**Questions on the material:**
**A.** Reproduce word for word the passage of the city council article that begins at the words "In the past, Huston" and ends after "regarding noise complaints.".
**B.** Write a continuation of the city council article, starting after its final sentence.

**Text:**
※

In the past, Huston has expressed frustration over garbage that accumulated on the property and what she referred to as a lack of action from police and the city regarding noise complaints.
“I’ve got nothing against anybody. I know it’s taken a long time to get there, long enough that I’ve had to come to a council meeting,” Huston said. “I’ve put my neck on the line for my sanity and the sanity of my neighbors. We want to see things continue in a positive direction.”
When asked if he could potentially demolish the existing house structure and build a foundation for the tiny home by Nov. 7, Eric St. Laurent said that he could easily complete work by that deadline.
“I think 120 days is reasonable,” he said.
All six councilors present voted unanimously in favor of establishing Nov. 7 as the deadline for demolition and the start of the tiny home construction. Councilor Doug Cyr was absent from Wednesday’s meeting.
During another public hearing, the council approved a medical marijuana license for Richardson Remedies, which operates a medical marijuana store at 9 Bog Road in Caribou. The business plans to open another location at 745 Main St. in Presque Isle, in the former location of the Oriental Pearl restaurant.
Richardson Remedies will become the fourth marijuana business in Presque Isle, after Northern Maine Flower, Star City Wellness and Full Bloom Cannabis. The latter, located on Main Street, became the first such business to begin selling recreational marijuana in spring 2021.
Councilors also reapproved the medical marijuana license of Star City Wellness, owned by Joe Pelkey and Chase Norton. The business recently failed a code inspection of their building at 483 Main St. due to a lack of odor control and inadequate smoke detectors. City Manager Martin Puckett said that Pelkey and Norton have since installed carbon filters to control the odor and new smoke detectors.
Both license approvals required separate public hearings, which brought about a discussion between councilors and a concerned resident. Robin Thurston, a member of Drug Free Aroostook, claimed to have emailed information to councilors regarding the health effects of marijuana on youth, but said she received no responses.
Thurston expressed concern about the growing number of marijuana businesses and how young people might interpret their presence in the community.

※

**Information shown:**
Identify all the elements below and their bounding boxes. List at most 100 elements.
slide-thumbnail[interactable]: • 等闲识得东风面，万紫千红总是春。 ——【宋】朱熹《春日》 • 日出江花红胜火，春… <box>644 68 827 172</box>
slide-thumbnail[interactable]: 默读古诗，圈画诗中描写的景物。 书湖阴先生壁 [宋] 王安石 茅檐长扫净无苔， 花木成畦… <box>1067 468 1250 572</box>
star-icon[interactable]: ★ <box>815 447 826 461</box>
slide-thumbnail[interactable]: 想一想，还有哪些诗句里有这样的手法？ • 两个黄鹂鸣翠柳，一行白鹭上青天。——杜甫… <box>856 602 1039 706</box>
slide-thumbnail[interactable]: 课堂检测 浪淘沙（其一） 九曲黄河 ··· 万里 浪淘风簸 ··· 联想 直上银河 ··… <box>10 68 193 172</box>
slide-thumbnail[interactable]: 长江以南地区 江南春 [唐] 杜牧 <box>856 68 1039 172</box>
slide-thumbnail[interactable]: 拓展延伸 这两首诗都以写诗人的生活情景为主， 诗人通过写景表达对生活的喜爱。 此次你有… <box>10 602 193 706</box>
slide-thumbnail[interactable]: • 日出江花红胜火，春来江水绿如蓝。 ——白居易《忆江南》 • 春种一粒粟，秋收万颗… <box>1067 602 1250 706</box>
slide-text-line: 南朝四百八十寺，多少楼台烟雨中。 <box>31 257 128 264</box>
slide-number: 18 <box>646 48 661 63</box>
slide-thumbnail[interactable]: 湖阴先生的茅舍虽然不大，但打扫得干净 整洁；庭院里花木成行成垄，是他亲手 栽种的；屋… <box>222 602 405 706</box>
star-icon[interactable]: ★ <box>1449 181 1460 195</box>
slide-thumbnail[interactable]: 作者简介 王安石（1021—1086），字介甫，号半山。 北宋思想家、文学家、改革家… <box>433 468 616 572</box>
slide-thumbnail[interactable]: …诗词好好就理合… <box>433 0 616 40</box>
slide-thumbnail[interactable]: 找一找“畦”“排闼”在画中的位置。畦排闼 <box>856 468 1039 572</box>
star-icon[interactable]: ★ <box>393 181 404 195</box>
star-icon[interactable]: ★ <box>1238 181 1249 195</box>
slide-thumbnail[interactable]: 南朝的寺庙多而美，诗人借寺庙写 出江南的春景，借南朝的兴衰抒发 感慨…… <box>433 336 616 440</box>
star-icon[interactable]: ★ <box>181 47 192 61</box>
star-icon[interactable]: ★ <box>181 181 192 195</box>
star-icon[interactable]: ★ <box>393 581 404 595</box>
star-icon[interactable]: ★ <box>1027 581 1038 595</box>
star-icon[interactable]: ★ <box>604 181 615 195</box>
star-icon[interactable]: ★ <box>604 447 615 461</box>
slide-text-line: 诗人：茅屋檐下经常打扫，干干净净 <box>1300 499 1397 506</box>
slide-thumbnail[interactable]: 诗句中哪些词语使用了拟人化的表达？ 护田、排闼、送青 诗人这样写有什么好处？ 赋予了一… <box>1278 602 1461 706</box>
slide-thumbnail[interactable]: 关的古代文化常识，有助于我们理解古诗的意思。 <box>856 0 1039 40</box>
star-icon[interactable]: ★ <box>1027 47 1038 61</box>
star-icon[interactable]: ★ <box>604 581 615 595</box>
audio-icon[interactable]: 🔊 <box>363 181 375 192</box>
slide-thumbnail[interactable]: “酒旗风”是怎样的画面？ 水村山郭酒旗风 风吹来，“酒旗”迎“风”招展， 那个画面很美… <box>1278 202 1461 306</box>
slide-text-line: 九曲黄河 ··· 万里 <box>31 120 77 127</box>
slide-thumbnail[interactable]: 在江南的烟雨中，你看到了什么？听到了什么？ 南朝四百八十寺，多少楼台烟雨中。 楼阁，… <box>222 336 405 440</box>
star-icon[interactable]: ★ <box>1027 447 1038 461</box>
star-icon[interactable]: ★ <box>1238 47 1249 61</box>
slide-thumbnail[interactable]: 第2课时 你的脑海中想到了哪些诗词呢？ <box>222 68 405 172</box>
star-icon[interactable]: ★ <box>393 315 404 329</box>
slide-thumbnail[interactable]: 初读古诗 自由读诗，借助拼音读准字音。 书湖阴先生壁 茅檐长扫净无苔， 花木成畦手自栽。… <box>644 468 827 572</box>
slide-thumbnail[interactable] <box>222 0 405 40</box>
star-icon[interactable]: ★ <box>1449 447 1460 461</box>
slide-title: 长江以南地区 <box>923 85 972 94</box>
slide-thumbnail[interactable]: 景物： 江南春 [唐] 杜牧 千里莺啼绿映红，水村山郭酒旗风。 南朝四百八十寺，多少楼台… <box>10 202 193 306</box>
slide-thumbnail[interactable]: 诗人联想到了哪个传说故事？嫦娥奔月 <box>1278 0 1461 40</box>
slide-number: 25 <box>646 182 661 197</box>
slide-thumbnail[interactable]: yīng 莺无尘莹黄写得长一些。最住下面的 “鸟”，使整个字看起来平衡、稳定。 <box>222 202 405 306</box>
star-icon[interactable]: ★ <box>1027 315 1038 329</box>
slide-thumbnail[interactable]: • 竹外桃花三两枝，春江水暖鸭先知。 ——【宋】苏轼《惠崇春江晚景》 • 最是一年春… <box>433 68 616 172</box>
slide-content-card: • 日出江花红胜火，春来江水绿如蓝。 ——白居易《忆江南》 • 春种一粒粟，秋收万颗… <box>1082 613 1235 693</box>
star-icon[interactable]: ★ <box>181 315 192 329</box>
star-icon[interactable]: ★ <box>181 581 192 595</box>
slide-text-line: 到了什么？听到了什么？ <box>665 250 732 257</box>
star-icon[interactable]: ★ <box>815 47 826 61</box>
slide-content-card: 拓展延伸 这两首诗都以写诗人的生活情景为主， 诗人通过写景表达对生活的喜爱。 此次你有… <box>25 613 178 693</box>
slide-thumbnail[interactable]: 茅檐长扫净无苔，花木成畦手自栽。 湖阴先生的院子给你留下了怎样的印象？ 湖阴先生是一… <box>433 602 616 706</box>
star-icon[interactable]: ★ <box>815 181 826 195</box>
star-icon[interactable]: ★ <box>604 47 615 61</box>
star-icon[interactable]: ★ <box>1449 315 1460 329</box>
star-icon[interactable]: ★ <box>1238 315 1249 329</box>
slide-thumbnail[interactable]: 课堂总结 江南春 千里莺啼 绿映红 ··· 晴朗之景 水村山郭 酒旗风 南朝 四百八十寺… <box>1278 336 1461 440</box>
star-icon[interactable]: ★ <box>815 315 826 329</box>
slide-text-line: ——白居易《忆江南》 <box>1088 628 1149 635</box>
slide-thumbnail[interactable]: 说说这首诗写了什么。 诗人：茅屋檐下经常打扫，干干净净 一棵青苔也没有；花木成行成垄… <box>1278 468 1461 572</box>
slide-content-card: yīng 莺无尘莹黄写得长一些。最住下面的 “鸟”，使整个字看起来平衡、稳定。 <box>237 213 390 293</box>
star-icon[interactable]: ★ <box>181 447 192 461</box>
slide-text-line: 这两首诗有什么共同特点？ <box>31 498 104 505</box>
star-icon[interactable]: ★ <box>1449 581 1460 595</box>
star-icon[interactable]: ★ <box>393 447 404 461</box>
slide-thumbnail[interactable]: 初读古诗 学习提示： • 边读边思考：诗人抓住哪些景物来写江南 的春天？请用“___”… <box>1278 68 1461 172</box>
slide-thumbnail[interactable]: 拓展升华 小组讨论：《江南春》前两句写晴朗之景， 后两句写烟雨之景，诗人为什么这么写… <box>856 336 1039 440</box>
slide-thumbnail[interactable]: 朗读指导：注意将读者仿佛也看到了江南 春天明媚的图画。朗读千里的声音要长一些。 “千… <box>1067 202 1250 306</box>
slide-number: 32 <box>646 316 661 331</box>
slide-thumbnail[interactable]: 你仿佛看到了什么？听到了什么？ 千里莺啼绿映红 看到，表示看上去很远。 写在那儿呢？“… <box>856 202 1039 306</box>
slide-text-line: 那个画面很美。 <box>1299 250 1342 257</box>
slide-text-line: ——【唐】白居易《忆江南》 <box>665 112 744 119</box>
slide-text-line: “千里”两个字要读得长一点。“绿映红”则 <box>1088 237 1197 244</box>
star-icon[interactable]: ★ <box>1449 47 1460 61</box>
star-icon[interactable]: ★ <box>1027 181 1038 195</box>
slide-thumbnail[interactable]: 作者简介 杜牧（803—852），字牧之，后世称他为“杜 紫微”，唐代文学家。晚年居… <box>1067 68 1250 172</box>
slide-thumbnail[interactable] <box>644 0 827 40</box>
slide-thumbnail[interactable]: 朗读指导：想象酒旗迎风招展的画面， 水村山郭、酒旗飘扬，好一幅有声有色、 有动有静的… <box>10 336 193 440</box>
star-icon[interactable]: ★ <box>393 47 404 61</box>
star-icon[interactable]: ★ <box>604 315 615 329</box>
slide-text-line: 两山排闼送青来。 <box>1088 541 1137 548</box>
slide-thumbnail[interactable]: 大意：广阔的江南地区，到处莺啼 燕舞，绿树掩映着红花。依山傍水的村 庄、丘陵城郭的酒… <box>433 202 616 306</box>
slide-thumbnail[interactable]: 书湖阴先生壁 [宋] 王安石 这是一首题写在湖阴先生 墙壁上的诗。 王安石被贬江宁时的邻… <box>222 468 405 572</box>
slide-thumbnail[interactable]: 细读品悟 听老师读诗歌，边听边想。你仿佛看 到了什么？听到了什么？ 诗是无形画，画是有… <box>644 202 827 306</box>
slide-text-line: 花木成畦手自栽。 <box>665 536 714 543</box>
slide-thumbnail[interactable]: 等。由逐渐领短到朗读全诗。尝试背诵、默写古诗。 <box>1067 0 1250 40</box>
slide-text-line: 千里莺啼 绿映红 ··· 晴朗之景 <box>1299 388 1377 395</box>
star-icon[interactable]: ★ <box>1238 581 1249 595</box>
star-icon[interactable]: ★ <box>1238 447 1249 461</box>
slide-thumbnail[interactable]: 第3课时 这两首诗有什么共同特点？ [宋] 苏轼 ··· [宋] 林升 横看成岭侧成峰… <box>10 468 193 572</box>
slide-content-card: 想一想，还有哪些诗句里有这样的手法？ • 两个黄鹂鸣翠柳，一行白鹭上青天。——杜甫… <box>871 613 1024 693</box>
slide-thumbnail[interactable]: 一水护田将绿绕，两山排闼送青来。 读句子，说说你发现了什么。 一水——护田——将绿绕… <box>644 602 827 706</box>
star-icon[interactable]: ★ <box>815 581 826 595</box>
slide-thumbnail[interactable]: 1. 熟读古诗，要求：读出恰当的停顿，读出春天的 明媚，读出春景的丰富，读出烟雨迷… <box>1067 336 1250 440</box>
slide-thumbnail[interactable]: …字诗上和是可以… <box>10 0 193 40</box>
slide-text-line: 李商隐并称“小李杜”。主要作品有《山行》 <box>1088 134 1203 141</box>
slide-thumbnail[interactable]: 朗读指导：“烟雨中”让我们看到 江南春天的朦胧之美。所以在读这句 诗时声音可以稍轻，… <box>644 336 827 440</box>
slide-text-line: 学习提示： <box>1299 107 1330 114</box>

※

**Responses to the exercise:**
**A.**
In the past, Huston has expressed frustration over garbage that accumulated on the property and what she referred to as a lack of action from police and the city regarding noise complaints.

**B.**
“I question the location [of Richardson Remedies]. It’s highly visible on Main Street and it could make our youth think, ‘Hmmm, I guess it’s okay to smoke dope,'” Thurston said. “Is there a limit to how many stores you can allow?”
The city does not intend to limit the number of marijuana businesses in much the same way that they would not limit other businesses, Councilor Mike Chasse said.
“I’m not a marijuana user, but I would not try to limit the businesses people can open. There are multiple bars in town and multiple car dealerships in town,” Chasse said.
Green addressed Thurston’s concerns about the proximity of marijuana businesses to Main Street. He noted that the city abides by the state’s laws regarding where those stores can be located and that there are legal reasons for placing stores in visible spots.
“They’re in locations where police and the public can easily see them,” Green said. “The more eyes that are on those properties, the more secure they are.”
In addressing Thurston’s concern about marijuana being a potential “gateway drug” for youth, Councilor Jeff Willette said they need to balance youth education with the necessary access to marijuana for people who use the drug for health reasons.
“For some people, marijuana is a ‘get-out’ drug that they use to get off of the harder drugs. Being able to go into a store gives them an avenue to step down [from their addiction],” Willette said.
Though the discussion with Thurston did not alter the council’s decision about Richardson’s Remedies, Willette acknowledged Thurston’s concerns.
“It all starts in the home. We have to educate our kids while at the same time allowing access for other people,” he said.